EXERCISE AIM: Sift the listing for lines that hold the string "Ratings" and pull them out.

** begin ENTRIES **

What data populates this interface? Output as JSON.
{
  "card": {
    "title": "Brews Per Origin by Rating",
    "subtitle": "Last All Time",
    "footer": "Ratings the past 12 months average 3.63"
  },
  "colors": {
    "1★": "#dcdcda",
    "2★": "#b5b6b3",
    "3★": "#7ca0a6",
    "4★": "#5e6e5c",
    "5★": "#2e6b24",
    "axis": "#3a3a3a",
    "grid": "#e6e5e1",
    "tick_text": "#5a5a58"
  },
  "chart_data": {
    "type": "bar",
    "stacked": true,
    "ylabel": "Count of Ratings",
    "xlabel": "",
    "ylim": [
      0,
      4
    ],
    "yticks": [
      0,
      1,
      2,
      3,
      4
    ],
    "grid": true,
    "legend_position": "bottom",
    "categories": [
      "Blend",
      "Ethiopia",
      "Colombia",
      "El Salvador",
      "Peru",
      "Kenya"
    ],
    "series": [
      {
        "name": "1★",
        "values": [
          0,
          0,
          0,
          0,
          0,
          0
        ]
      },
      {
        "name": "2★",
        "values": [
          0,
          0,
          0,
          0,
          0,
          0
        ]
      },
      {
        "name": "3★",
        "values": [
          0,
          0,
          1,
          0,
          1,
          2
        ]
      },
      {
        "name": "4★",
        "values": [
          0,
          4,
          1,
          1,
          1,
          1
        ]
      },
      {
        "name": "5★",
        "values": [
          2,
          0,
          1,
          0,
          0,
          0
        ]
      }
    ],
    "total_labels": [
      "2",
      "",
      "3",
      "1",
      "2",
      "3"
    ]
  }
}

** end ENTRIES **

EXERCISE ANSWER:
    "footer": "Ratings the past 12 months average 3.63"
    "ylabel": "Count of Ratings",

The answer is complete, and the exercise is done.